• **Work to be completed**:
Bring together all lines of the material below that contain the string "Dutton".

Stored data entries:
'''

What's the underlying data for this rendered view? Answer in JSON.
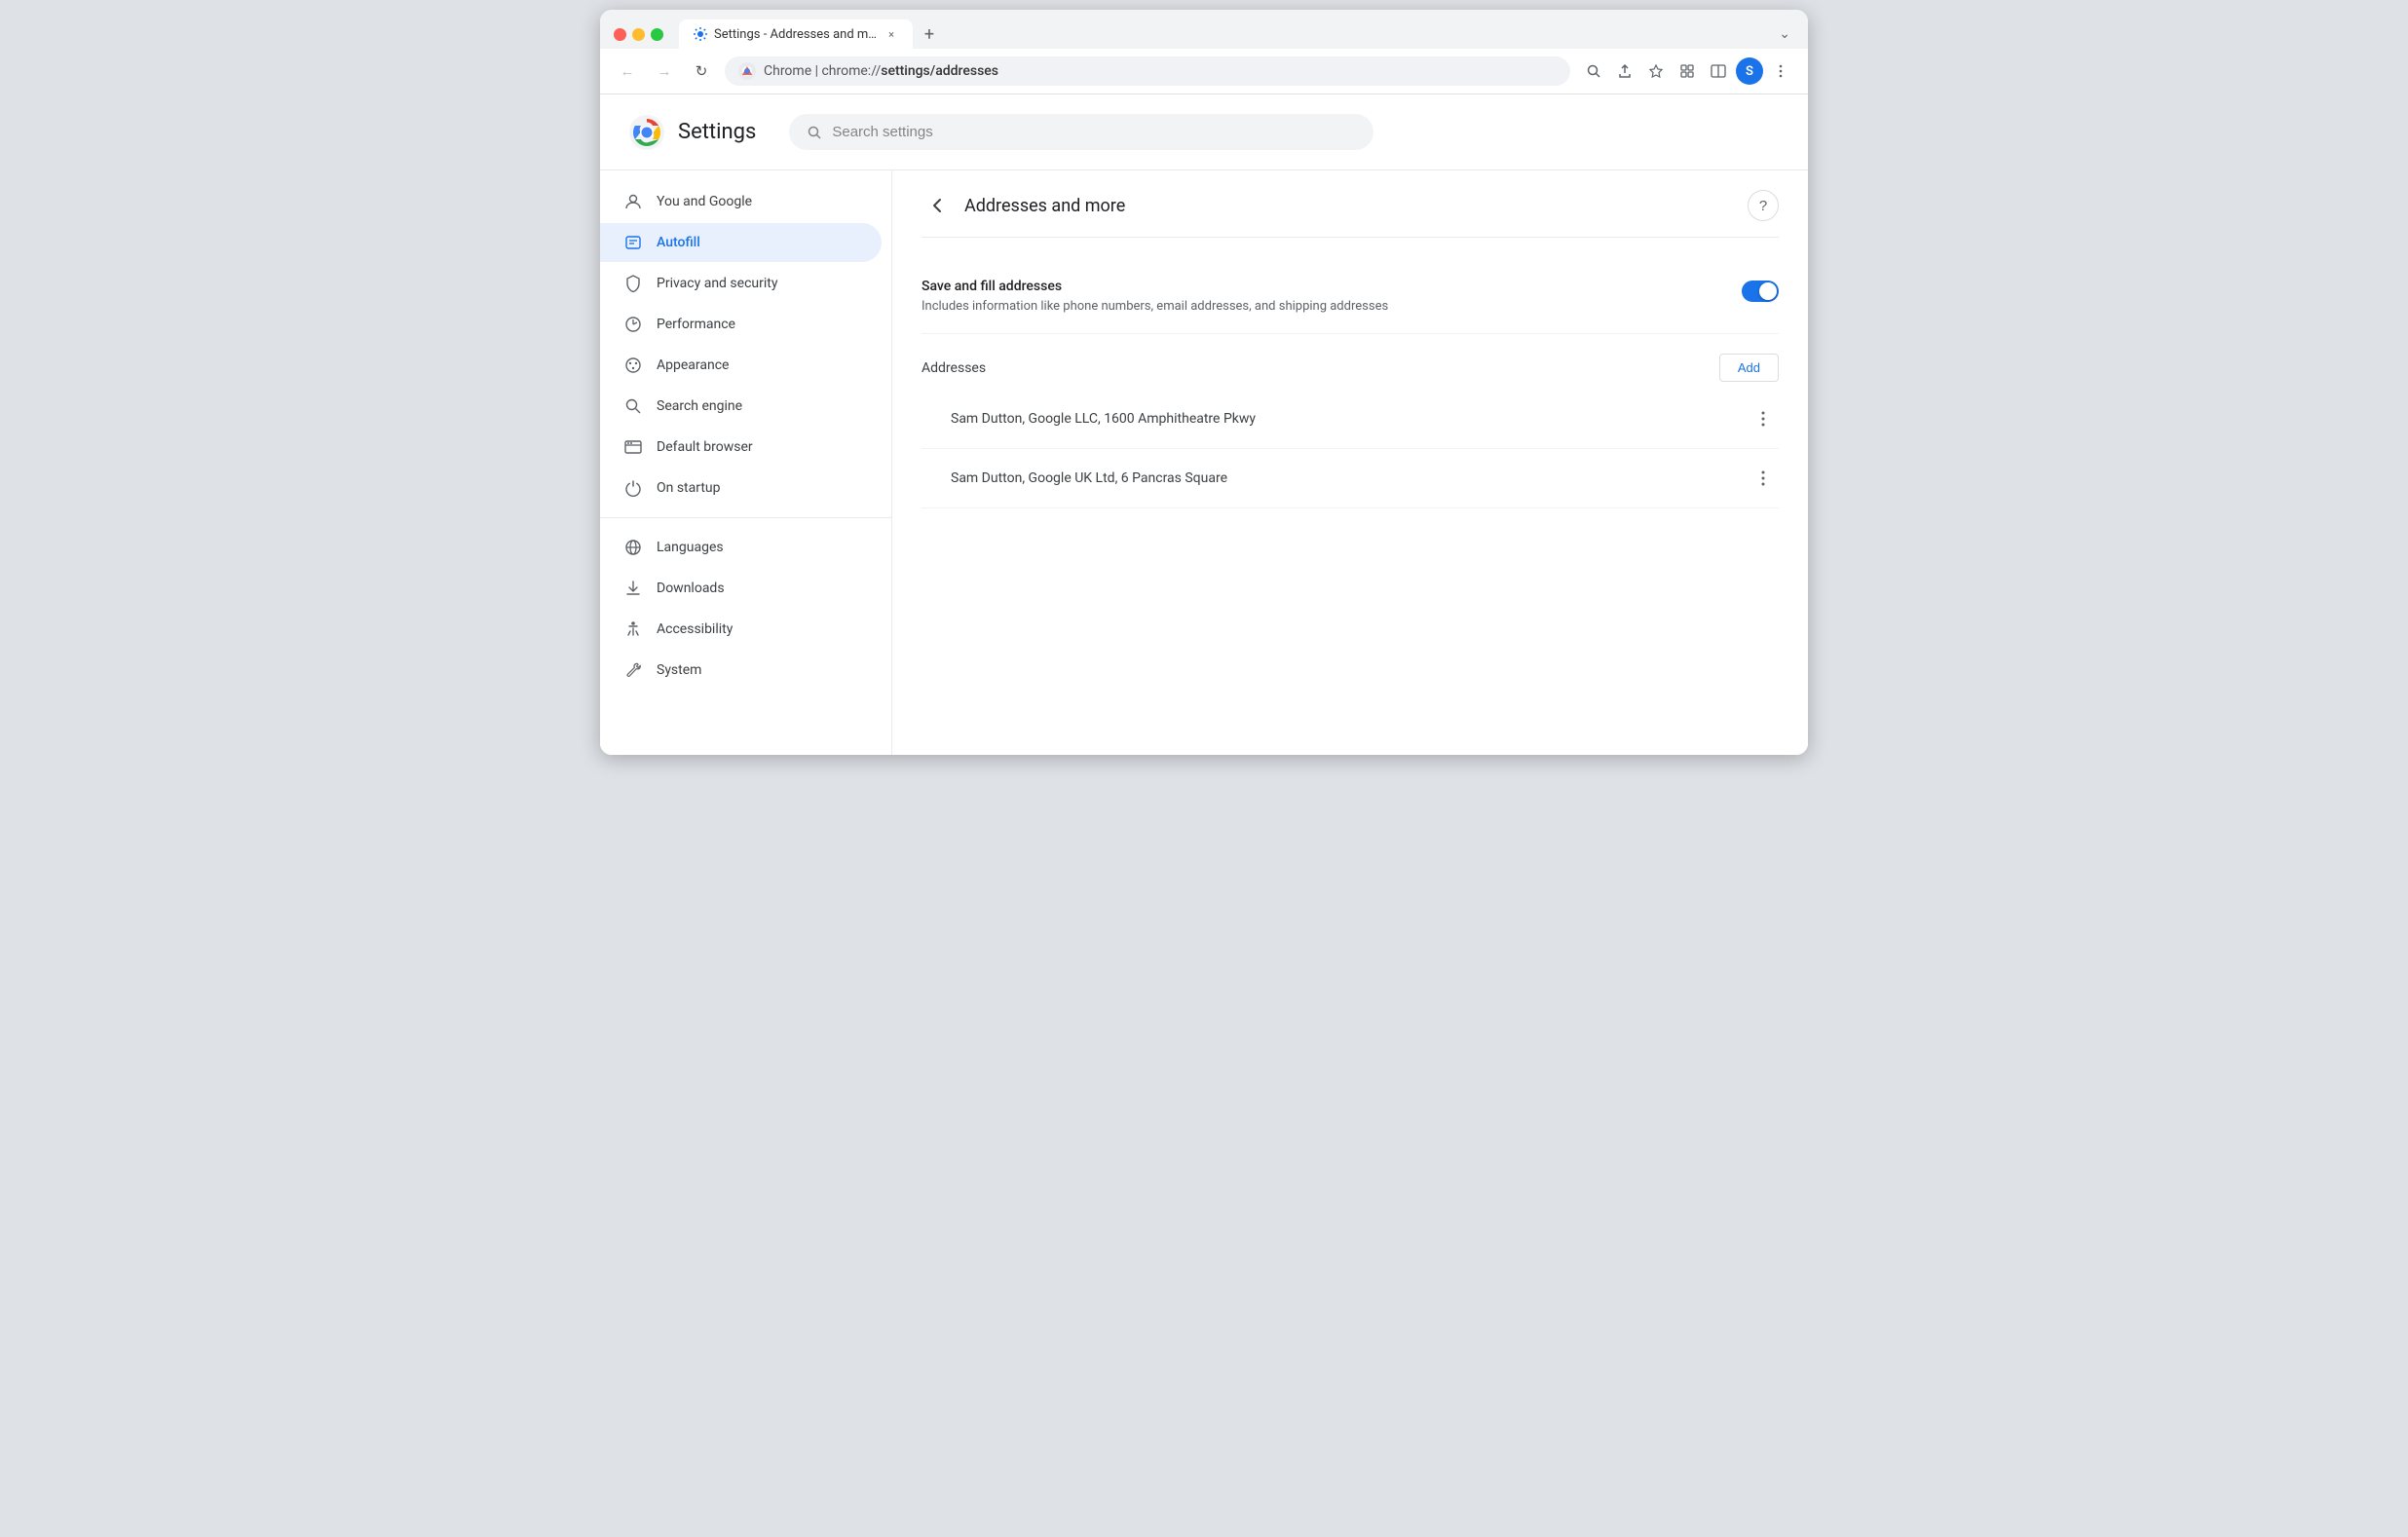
{
  "browser": {
    "tab": {
      "favicon_label": "settings-favicon",
      "title": "Settings - Addresses and more",
      "close_label": "×"
    },
    "new_tab_label": "+",
    "chevron_label": "⌄",
    "nav": {
      "back_label": "←",
      "forward_label": "→",
      "refresh_label": "↻",
      "address_domain": "Chrome  |  chrome://",
      "address_path": "settings/addresses",
      "magnify_label": "🔍",
      "share_label": "⬆",
      "bookmark_label": "☆",
      "extensions_label": "🧩",
      "split_label": "⧉",
      "profile_label": "S",
      "menu_label": "⋮"
    }
  },
  "settings": {
    "title": "Settings",
    "search_placeholder": "Search settings",
    "sidebar": {
      "items": [
        {
          "id": "you-and-google",
          "label": "You and Google",
          "icon": "person"
        },
        {
          "id": "autofill",
          "label": "Autofill",
          "icon": "autofill",
          "active": true
        },
        {
          "id": "privacy-security",
          "label": "Privacy and security",
          "icon": "shield"
        },
        {
          "id": "performance",
          "label": "Performance",
          "icon": "performance"
        },
        {
          "id": "appearance",
          "label": "Appearance",
          "icon": "palette"
        },
        {
          "id": "search-engine",
          "label": "Search engine",
          "icon": "magnify"
        },
        {
          "id": "default-browser",
          "label": "Default browser",
          "icon": "browser"
        },
        {
          "id": "on-startup",
          "label": "On startup",
          "icon": "power"
        }
      ],
      "items2": [
        {
          "id": "languages",
          "label": "Languages",
          "icon": "globe"
        },
        {
          "id": "downloads",
          "label": "Downloads",
          "icon": "download"
        },
        {
          "id": "accessibility",
          "label": "Accessibility",
          "icon": "accessibility"
        },
        {
          "id": "system",
          "label": "System",
          "icon": "wrench"
        }
      ]
    },
    "main": {
      "section_title": "Addresses and more",
      "back_label": "←",
      "help_label": "?",
      "toggle_setting": {
        "name": "Save and fill addresses",
        "description": "Includes information like phone numbers, email addresses, and shipping addresses",
        "enabled": true
      },
      "addresses_label": "Addresses",
      "add_button_label": "Add",
      "addresses": [
        {
          "id": "addr1",
          "text": "Sam Dutton, Google LLC, 1600 Amphitheatre Pkwy"
        },
        {
          "id": "addr2",
          "text": "Sam Dutton, Google UK Ltd, 6 Pancras Square"
        }
      ],
      "more_icon_label": "⋮"
    }
  }
}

'''

• **Task answer**:
          "text": "Sam Dutton, Google LLC, 1600 Amphitheatre Pkwy"
          "text": "Sam Dutton, Google UK Ltd, 6 Pancras Square"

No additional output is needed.